Japon

03 juillet 2014 13:57; Act: 03.07.2014 14:39 Print

«Voisins de l'au-delà» choisis avant de mourir

Plutôt que d'entretenir une coûteuse tombe familiale, certains Japonais préfèrent de leur vivant choisir des inconnus pour partager une sépulture collective.

storybild

Le père du prêtre bouddhiste Ryukai Matsushima (photo) est le pionnier de ces tombes collectives. (Photo: AFP)

Une faute?

Avoir des «camarades de cimetière», vivre l'éternité collectivement, c'est le choix que Kumiko Kano, une septuagénaire de Tokyo, a fait avec son mari il y a une dizaine d'années.

«Quand mon époux a vu l'argent que son frère aîné engloutissait pour les pierres tombales familiales, on a décidé ensemble qu'on n'avait pas besoin de ça, et qu'on ne voulait pas faire supporter une telle charge à nos enfants», dit-elle. Son mari repose depuis 2008 avec 3.000 «voisins», dans une tombe collective qui peut accueillir 6.000 défunts. Lorsqu'elle se recueille, elle se retrouve devant un mur de marbre sur lequel sont gravés l'ensemble des noms. Lorsque son heure viendra elle rejoindra sa moitié. Les caractères de son propre nom y figurent déjà, mais pour l'instant en rouge. Ils seront grattés pour virer au noir quand elle «intègrera le mur».

La femme est ravie: jamais elle n'éprouve ce dérangeant remords qui prend parfois les gens quand ils n'entretiennent par la tombe de l'être aimé. «Il m'arrive de ne pas pouvoir venir pendant quelques temps. Je culpabilise un peu, mais je suis toujours rassurée, parce qu'il y a toujours beaucoup de fleurs», explique-t-elle.

Apprendre à connaître ses futurs «voisins»

*Section des données*:
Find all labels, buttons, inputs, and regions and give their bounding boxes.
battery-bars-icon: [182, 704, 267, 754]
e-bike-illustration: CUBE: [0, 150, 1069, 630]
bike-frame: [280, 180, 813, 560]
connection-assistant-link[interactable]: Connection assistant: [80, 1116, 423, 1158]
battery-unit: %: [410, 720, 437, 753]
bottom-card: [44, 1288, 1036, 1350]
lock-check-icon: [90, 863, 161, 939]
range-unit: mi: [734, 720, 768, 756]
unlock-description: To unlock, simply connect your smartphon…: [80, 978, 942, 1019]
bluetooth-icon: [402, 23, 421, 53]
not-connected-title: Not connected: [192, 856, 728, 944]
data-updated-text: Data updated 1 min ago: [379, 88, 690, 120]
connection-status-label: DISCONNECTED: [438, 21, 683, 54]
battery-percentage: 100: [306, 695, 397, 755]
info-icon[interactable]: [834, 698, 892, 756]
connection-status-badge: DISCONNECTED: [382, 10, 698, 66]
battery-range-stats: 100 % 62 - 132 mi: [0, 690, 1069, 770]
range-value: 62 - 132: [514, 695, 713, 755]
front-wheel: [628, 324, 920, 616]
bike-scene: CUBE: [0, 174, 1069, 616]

*Mettez en pratique*:
a: Répondez à ces questions sur l'article sur les tombes collectives au Japon :
(i) Qui est présenté comme le pionnier de ces tombes collectives ?
(ii) Combien de défunts la tombe collective où repose le mari de Kumiko Kano peut-elle accueillir ?
(iii) Pourquoi Kumiko Kano se dit-elle toujours rassurée lorsqu'elle ne peut pas venir pendant quelque temps ?
b: Écrivez la suite de l'article sur les tombes collectives au Japon, à partir de son dernier intertitre.
Les lignes n'ont aucun lien avec l'article sur les tombes collectives au Japon.

*Liste des réponses*:
a:
(i) Le père du prêtre bouddhiste Ryukai Matsushima.
(ii) Elle peut accueillir 6 000 défunts.
(iii) Elle est rassurée parce qu'il y a toujours beaucoup de fleurs.

b:
Et de temps en temps Kumiko se retrouve avec un groupe de personnes qui toutes ont décidé de passer l'éternité ensemble et dans un endroit précis, prévu, réservé. Car avant le grand voyage, ces gens vont devoir apprendre à se connaître, s'apprécier peut-être pour, en sont-ils persuadés, mieux vivre la mort ensemble. Et pour ça, ils se retrouvent au sein d'un club étonnant, le «Moyainokai», littéralement «travailler ensemble», qui organise des excursions à la campagne ou des sessions de lectures en groupe. Le but? «Créer des liens qui ne soient pas basés sur le sang».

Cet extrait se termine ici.